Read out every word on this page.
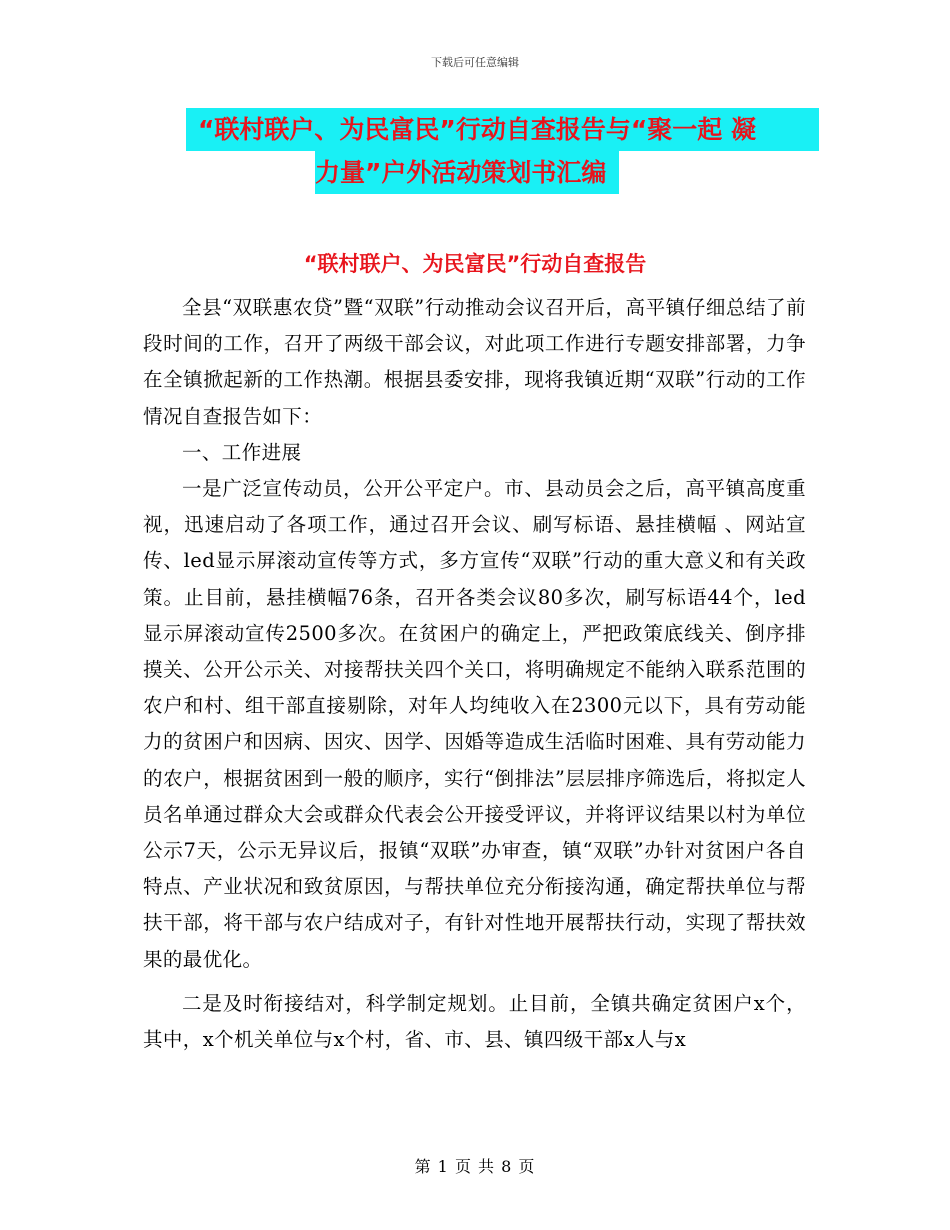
下载后可任意编辑
“联村联户、为民富民”行动自查报告与“聚一起 凝
力量”户外活动策划书汇编
“联村联户、为民富民”行动自查报告

全县“双联惠农贷”暨“双联”行动推动会议召开后，高平镇仔细总结了前段时间的工作，召开了两级干部会议，对此项工作进行专题安排部署，力争在全镇掀起新的工作热潮。根据县委安排，现将我镇近期“双联”行动的工作情况自查报告如下：

一、工作进展

一是广泛宣传动员，公开公平定户。市、县动员会之后，高平镇高度重视，迅速启动了各项工作，通过召开会议、刷写标语、悬挂横幅 、网站宣传、led显示屏滚动宣传等方式，多方宣传“双联”行动的重大意义和有关政策。止目前，悬挂横幅76条，召开各类会议80多次，刷写标语44个，led显示屏滚动宣传2500多次。在贫困户的确定上，严把政策底线关、倒序排摸关、公开公示关、对接帮扶关四个关口，将明确规定不能纳入联系范围的农户和村、组干部直接剔除，对年人均纯收入在2300元以下，具有劳动能力的贫困户和因病、因灾、因学、因婚等造成生活临时困难、具有劳动能力的农户，根据贫困到一般的顺序，实行“倒排法”层层排序筛选后，将拟定人员名单通过群众大会或群众代表会公开接受评议，并将评议结果以村为单位公示7天，公示无异议后，报镇“双联”办审查，镇“双联”办针对贫困户各自特点、产业状况和致贫原因，与帮扶单位充分衔接沟通，确定帮扶单位与帮扶干部，将干部与农户结成对子，有针对性地开展帮扶行动，实现了帮扶效果的最优化。

二是及时衔接结对，科学制定规划。止目前，全镇共确定贫困户x个，其中，x个机关单位与x个村，省、市、县、镇四级干部x人与x

第 1 页 共 8 页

What you will do:
Do not copy the pictures, but repeat every line exactly.

Final result:
Read out every word on this page.
下载后可任意编辑
“联村联户、为民富民”行动自查报告与“聚一起 凝
力量”户外活动策划书汇编
“联村联户、为民富民”行动自查报告

全县“双联惠农贷”暨“双联”行动推动会议召开后，高平镇仔细总结了前段时间的工作，召开了两级干部会议，对此项工作进行专题安排部署，力争在全镇掀起新的工作热潮。根据县委安排，现将我镇近期“双联”行动的工作情况自查报告如下：

一、工作进展

一是广泛宣传动员，公开公平定户。市、县动员会之后，高平镇高度重视，迅速启动了各项工作，通过召开会议、刷写标语、悬挂横幅 、网站宣传、led显示屏滚动宣传等方式，多方宣传“双联”行动的重大意义和有关政策。止目前，悬挂横幅76条，召开各类会议80多次，刷写标语44个，led显示屏滚动宣传2500多次。在贫困户的确定上，严把政策底线关、倒序排摸关、公开公示关、对接帮扶关四个关口，将明确规定不能纳入联系范围的农户和村、组干部直接剔除，对年人均纯收入在2300元以下，具有劳动能力的贫困户和因病、因灾、因学、因婚等造成生活临时困难、具有劳动能力的农户，根据贫困到一般的顺序，实行“倒排法”层层排序筛选后，将拟定人员名单通过群众大会或群众代表会公开接受评议，并将评议结果以村为单位公示7天，公示无异议后，报镇“双联”办审查，镇“双联”办针对贫困户各自特点、产业状况和致贫原因，与帮扶单位充分衔接沟通，确定帮扶单位与帮扶干部，将干部与农户结成对子，有针对性地开展帮扶行动，实现了帮扶效果的最优化。

二是及时衔接结对，科学制定规划。止目前，全镇共确定贫困户x个，其中，x个机关单位与x个村，省、市、县、镇四级干部x人与x

第 1 页 共 8 页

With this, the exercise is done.